===== ITEMS
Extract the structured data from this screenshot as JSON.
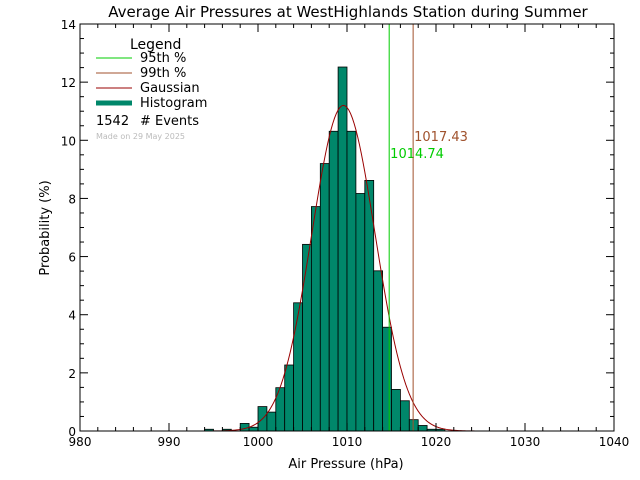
{
  "chart_data": {
    "type": "bar",
    "title": "Average Air Pressures at WestHighlands Station during Summer",
    "xlabel": "Air Pressure (hPa)",
    "ylabel": "Probability (%)",
    "xlim": [
      980,
      1040
    ],
    "ylim": [
      0,
      14
    ],
    "x_ticks": [
      "980",
      "990",
      "1000",
      "1010",
      "1020",
      "1030",
      "1040"
    ],
    "y_ticks": [
      "0",
      "2",
      "4",
      "6",
      "8",
      "10",
      "12",
      "14"
    ],
    "bin_width": 1,
    "bins": [
      {
        "x": 994.5,
        "value": 0.06
      },
      {
        "x": 996.5,
        "value": 0.06
      },
      {
        "x": 998.5,
        "value": 0.26
      },
      {
        "x": 999.5,
        "value": 0.13
      },
      {
        "x": 1000.5,
        "value": 0.84
      },
      {
        "x": 1001.5,
        "value": 0.65
      },
      {
        "x": 1002.5,
        "value": 1.49
      },
      {
        "x": 1003.5,
        "value": 2.27
      },
      {
        "x": 1004.5,
        "value": 4.41
      },
      {
        "x": 1005.5,
        "value": 6.42
      },
      {
        "x": 1006.5,
        "value": 7.72
      },
      {
        "x": 1007.5,
        "value": 9.2
      },
      {
        "x": 1008.5,
        "value": 10.31
      },
      {
        "x": 1009.5,
        "value": 12.52
      },
      {
        "x": 1010.5,
        "value": 10.31
      },
      {
        "x": 1011.5,
        "value": 8.17
      },
      {
        "x": 1012.5,
        "value": 8.62
      },
      {
        "x": 1013.5,
        "value": 5.51
      },
      {
        "x": 1014.5,
        "value": 3.57
      },
      {
        "x": 1015.5,
        "value": 1.43
      },
      {
        "x": 1016.5,
        "value": 1.04
      },
      {
        "x": 1017.5,
        "value": 0.39
      },
      {
        "x": 1018.5,
        "value": 0.19
      },
      {
        "x": 1019.5,
        "value": 0.06
      },
      {
        "x": 1020.5,
        "value": 0.06
      }
    ],
    "gaussian": {
      "mean": 1009.6,
      "sigma": 3.55,
      "peak": 11.2,
      "color": "#990000"
    },
    "percentiles": [
      {
        "label": "95th %",
        "value": 1014.74,
        "text": "1014.74",
        "color": "#00cc00"
      },
      {
        "label": "99th %",
        "value": 1017.43,
        "text": "1017.43",
        "color": "#a0522d"
      }
    ],
    "histogram_color": "#00876a",
    "grid": false,
    "legend_position": "top-left",
    "legend": {
      "title": "Legend",
      "items": [
        {
          "label": "95th %",
          "color": "#00cc00",
          "style": "line"
        },
        {
          "label": "99th %",
          "color": "#a0522d",
          "style": "line"
        },
        {
          "label": "Gaussian",
          "color": "#990000",
          "style": "line"
        },
        {
          "label": "Histogram",
          "color": "#00876a",
          "style": "thick"
        }
      ],
      "events_count": "1542",
      "events_label": "# Events",
      "made_on": "Made on 29 May 2025"
    }
  }
}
==========
Search the entries for the word "title" and copy every line that has it.

**OUTPUT FOR THIS EXERCISE**.
    "title": "Average Air Pressures at WestHighlands Station during Summer",
      "title": "Legend",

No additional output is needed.